What to produce:
Copy out each line in the material below that has the word "type".

Supplied material:
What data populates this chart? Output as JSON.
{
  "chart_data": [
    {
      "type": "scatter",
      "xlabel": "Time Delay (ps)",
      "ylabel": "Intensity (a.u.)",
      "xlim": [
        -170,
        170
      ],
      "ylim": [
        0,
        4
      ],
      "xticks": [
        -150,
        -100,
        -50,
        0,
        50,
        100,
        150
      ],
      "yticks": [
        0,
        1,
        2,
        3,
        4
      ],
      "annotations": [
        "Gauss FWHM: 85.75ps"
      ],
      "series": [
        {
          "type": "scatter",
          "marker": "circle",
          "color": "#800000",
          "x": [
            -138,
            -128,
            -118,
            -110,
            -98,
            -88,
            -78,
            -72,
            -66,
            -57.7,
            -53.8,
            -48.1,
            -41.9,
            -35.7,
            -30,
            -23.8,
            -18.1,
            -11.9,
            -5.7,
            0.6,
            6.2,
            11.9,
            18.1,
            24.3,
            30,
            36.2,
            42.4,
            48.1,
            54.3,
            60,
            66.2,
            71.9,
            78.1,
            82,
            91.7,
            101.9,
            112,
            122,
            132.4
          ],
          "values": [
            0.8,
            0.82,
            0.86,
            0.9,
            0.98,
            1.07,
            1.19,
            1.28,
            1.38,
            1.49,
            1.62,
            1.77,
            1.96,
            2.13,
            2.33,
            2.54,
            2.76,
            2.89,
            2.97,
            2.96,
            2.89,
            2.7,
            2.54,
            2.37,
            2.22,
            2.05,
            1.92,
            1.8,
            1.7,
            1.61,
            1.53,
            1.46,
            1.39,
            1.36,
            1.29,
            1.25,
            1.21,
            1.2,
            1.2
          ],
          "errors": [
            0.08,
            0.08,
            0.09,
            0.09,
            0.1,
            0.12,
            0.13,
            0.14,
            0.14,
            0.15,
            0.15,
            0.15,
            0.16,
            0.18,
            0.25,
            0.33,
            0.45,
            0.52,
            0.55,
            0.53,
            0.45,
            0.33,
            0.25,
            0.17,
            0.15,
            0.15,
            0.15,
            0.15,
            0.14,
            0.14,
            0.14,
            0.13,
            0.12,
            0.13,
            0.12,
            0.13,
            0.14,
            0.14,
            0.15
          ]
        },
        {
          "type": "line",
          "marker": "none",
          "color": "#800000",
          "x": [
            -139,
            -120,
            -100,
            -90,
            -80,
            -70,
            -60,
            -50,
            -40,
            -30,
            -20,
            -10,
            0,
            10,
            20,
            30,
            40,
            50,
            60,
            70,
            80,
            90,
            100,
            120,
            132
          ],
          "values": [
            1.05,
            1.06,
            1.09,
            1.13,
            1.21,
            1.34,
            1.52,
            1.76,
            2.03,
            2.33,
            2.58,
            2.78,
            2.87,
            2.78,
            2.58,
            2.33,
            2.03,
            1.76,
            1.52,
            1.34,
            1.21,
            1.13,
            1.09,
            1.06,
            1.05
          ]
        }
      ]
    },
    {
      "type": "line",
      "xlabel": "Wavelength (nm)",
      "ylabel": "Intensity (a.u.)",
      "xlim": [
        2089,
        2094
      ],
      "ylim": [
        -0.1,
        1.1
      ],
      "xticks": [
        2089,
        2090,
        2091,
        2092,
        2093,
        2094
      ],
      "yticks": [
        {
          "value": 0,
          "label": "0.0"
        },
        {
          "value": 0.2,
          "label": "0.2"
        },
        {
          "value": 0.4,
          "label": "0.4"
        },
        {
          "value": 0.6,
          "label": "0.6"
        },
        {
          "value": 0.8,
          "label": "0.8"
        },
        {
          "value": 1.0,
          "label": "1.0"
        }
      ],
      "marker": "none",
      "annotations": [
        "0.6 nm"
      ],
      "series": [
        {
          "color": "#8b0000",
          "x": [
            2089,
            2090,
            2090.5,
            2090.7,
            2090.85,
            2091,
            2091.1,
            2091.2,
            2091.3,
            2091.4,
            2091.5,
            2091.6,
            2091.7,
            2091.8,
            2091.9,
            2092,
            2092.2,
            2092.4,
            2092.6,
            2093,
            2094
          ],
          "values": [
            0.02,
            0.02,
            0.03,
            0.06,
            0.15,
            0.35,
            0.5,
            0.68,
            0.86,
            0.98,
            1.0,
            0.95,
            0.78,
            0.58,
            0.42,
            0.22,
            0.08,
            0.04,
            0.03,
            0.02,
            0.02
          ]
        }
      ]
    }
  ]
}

Exercise response:
      "type": "scatter",
          "type": "scatter",
          "type": "line",
      "type": "line",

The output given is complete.